▶ [WORK TO BE COMPLETED]
Using the data below, copy every line that contains the word "High".

--- Start DATASET ENTRIES ---

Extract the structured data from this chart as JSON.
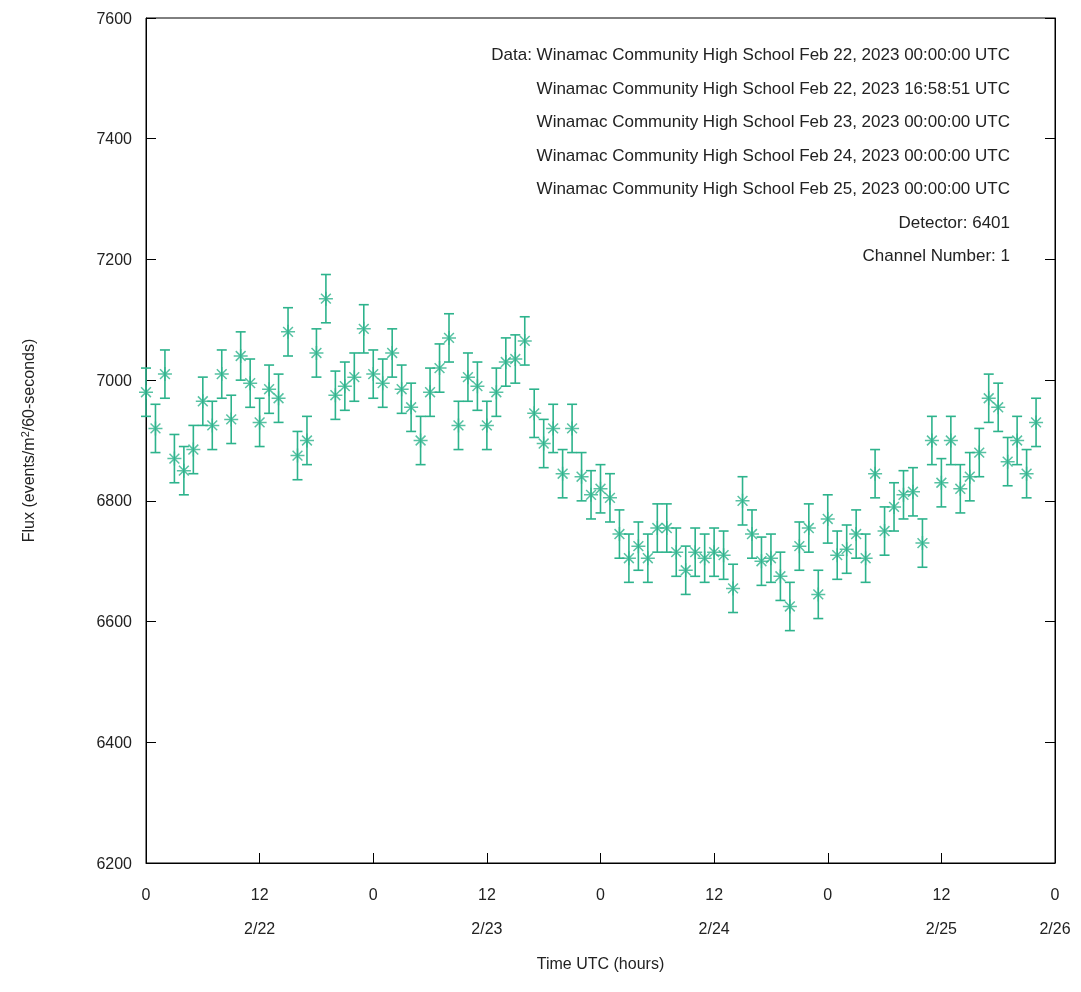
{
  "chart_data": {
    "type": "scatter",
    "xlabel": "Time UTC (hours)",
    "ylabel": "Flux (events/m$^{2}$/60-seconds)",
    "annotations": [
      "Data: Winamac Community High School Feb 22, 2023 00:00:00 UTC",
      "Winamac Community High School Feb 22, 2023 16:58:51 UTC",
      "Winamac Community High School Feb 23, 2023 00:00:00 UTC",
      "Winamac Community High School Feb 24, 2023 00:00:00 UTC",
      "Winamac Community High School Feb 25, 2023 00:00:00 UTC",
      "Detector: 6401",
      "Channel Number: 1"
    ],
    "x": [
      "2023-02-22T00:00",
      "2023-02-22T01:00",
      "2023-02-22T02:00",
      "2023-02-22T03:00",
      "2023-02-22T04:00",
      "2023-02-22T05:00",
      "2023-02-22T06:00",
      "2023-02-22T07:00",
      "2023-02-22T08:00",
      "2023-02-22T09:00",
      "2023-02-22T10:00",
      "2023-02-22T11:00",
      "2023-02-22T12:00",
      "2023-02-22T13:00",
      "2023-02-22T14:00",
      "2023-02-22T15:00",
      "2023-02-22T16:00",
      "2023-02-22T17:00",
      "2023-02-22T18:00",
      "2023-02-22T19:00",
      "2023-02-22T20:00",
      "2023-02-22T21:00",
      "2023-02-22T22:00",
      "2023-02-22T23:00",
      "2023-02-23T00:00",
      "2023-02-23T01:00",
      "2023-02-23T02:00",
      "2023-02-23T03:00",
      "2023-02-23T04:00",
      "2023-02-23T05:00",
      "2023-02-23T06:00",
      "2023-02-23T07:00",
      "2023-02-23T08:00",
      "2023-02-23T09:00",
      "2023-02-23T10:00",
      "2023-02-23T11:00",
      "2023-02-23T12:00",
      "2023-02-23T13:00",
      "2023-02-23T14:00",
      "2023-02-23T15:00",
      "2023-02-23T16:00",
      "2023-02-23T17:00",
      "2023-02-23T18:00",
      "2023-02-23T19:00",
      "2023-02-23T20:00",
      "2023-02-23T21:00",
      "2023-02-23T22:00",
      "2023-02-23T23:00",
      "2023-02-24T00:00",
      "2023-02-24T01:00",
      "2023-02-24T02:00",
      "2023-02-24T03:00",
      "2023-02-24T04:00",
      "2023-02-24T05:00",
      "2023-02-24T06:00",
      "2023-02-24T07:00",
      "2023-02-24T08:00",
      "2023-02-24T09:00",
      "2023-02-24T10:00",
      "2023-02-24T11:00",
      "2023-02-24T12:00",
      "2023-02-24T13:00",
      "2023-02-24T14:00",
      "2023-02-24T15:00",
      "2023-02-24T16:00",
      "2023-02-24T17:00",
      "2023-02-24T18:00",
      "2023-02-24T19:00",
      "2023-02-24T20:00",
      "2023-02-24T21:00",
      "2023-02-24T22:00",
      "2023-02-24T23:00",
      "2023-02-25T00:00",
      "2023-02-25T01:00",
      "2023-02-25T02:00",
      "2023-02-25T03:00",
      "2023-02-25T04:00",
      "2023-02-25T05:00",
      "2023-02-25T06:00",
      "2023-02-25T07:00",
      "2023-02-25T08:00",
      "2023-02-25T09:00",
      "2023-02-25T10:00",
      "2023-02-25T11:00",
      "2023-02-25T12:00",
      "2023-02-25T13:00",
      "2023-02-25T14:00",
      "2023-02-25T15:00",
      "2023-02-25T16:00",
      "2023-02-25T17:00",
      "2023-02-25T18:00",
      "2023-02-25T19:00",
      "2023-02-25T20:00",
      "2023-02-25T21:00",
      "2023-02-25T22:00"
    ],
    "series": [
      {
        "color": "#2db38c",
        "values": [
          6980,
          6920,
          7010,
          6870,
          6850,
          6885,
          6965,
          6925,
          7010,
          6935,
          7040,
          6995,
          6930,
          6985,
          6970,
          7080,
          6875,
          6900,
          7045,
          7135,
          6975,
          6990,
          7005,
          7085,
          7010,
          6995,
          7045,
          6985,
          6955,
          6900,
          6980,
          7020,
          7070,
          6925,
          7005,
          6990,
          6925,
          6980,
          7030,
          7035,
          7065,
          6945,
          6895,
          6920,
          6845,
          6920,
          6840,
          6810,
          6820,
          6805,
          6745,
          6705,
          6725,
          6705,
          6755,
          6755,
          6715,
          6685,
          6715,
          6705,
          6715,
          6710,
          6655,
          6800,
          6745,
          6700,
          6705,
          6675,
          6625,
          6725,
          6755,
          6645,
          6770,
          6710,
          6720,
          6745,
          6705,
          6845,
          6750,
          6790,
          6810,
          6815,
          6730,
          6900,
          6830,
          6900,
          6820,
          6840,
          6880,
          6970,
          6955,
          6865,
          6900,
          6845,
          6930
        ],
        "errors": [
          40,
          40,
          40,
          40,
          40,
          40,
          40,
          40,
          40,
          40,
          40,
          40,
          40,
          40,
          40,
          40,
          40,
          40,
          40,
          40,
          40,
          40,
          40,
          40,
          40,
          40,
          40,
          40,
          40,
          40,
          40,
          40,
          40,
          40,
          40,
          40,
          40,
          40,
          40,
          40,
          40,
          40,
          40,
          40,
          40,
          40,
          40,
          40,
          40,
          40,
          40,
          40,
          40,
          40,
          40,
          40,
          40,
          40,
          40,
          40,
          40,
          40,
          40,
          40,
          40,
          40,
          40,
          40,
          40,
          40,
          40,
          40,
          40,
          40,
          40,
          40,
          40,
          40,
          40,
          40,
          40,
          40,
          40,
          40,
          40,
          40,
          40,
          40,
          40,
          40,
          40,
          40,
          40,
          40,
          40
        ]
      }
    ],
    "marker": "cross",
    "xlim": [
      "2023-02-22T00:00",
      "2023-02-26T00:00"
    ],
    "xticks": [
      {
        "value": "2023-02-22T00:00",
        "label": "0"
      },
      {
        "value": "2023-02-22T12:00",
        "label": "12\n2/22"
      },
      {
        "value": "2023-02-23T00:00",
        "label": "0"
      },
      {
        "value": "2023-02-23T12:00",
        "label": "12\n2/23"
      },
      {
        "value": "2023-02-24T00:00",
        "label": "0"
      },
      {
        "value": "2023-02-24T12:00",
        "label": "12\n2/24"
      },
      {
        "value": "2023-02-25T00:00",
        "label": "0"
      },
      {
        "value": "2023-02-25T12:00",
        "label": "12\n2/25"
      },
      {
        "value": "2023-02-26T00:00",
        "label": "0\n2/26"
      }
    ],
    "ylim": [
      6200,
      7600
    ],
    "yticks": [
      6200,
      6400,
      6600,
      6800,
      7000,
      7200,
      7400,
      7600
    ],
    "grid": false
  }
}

--- End DATASET ENTRIES ---
--- Start DATASET ENTRIES ---

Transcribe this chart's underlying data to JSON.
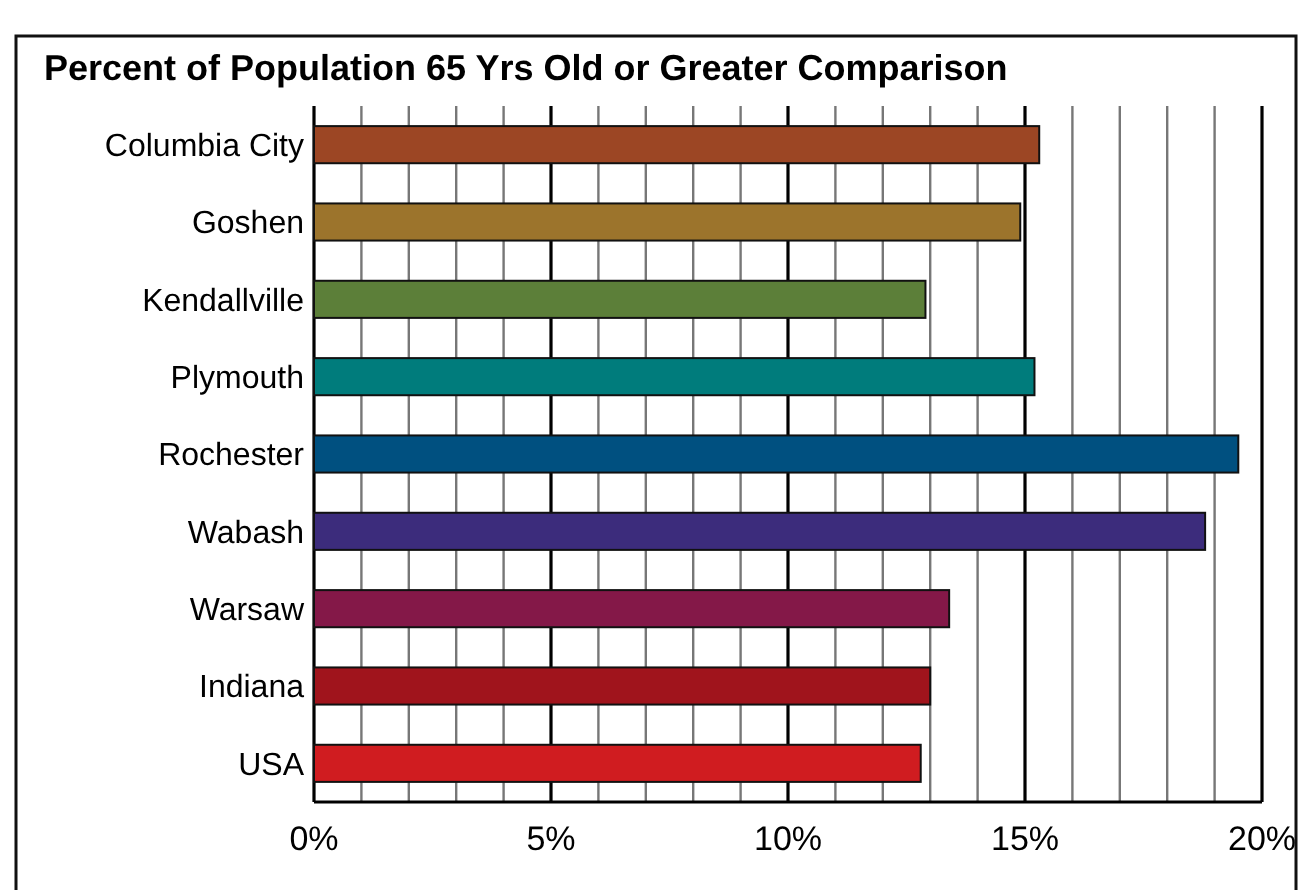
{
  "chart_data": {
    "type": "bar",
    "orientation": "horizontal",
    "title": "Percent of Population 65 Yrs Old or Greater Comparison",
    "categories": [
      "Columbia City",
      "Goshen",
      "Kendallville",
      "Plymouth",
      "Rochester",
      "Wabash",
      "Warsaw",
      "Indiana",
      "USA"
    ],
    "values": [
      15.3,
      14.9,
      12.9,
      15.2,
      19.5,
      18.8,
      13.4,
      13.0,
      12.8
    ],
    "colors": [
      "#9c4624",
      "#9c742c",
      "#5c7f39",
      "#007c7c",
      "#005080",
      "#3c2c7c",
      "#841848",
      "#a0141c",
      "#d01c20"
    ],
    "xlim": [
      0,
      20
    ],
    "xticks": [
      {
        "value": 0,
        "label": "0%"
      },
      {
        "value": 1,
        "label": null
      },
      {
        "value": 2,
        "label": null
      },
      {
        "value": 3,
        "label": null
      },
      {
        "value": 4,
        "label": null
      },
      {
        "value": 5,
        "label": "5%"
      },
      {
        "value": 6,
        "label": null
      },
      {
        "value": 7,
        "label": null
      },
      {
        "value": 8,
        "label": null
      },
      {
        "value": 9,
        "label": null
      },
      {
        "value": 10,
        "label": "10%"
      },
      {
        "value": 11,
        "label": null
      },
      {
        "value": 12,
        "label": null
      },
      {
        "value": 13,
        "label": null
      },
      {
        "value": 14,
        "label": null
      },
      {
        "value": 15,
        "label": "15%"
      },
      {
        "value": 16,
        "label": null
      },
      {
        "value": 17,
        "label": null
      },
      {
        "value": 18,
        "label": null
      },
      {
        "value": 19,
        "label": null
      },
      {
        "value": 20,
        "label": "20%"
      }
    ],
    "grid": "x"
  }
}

--- End DATASET ENTRIES ---

▶ [RESPONSE TO THIS EXERCISE]
      "Data: Winamac Community High School Feb 22, 2023 00:00:00 UTC",
      "Winamac Community High School Feb 22, 2023 16:58:51 UTC",
      "Winamac Community High School Feb 23, 2023 00:00:00 UTC",
      "Winamac Community High School Feb 24, 2023 00:00:00 UTC",
      "Winamac Community High School Feb 25, 2023 00:00:00 UTC",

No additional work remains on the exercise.